DESCRIPTION OF THE TASK:
With the string "mechanisms" as the filter, copy each matching line from the records.

DATA SUPPLIED:
• • •

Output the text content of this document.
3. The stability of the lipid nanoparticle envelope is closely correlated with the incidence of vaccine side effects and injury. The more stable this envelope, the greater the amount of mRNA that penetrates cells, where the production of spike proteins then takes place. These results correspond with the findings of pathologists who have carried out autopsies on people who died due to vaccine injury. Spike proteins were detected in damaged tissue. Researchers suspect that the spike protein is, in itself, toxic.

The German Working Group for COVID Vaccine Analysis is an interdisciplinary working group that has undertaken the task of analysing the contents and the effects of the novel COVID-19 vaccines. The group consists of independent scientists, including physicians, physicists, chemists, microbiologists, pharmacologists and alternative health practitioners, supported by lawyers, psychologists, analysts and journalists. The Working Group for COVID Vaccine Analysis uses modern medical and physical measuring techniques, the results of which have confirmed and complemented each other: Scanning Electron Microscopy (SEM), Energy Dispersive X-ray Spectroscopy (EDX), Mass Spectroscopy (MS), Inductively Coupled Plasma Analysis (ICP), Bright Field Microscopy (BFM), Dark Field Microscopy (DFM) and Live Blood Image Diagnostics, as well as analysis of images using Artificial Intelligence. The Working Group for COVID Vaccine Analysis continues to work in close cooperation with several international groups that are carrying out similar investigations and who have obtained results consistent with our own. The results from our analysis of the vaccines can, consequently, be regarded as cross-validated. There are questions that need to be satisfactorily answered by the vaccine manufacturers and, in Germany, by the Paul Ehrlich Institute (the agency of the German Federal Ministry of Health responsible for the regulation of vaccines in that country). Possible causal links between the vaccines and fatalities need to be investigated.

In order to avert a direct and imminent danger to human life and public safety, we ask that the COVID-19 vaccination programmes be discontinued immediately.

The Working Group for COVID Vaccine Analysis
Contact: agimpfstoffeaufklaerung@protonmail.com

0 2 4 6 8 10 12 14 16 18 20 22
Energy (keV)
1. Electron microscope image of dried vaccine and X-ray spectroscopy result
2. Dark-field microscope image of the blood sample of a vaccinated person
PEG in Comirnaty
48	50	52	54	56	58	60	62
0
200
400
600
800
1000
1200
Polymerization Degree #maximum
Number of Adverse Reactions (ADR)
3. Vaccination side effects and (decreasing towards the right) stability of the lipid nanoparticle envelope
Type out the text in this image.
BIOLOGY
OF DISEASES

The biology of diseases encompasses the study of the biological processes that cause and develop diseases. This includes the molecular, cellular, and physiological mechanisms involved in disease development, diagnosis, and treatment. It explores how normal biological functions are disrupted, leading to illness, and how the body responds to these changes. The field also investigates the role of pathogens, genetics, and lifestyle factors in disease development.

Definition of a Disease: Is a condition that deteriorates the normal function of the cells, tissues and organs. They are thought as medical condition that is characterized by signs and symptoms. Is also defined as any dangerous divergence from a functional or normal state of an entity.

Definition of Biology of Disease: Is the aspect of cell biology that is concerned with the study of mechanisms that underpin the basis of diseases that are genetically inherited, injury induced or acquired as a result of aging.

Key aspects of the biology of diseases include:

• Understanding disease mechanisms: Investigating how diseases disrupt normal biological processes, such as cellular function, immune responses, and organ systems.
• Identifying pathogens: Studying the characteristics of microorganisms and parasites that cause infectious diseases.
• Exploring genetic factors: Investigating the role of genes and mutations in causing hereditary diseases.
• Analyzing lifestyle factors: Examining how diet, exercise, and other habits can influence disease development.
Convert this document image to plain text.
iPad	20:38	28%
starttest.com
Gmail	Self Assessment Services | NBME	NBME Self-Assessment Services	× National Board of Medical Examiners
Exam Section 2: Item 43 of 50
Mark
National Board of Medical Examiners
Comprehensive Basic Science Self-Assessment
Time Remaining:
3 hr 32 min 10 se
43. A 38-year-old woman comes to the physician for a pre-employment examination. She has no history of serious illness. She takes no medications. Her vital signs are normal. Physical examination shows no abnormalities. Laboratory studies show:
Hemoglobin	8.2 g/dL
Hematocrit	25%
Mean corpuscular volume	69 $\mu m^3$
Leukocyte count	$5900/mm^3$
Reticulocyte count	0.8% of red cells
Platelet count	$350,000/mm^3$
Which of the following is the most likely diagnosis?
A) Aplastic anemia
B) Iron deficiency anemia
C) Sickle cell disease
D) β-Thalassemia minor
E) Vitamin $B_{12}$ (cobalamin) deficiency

• • •

ANSWER SECTION:
The biology of diseases encompasses the study of the biological processes that cause and develop diseases. This includes the molecular, cellular, and physiological mechanisms involved in disease development, diagnosis, and treatment. It explores how normal biological functions are disrupted, leading to illness, and how the body responds to these changes. The field also investigates the role of pathogens, genetics, and lifestyle factors in disease development.
Definition of Biology of Disease: Is the aspect of cell biology that is concerned with the study of mechanisms that underpin the basis of diseases that are genetically inherited, injury induced or acquired as a result of aging.
• Understanding disease mechanisms: Investigating how diseases disrupt normal biological processes, such as cellular function, immune responses, and organ systems.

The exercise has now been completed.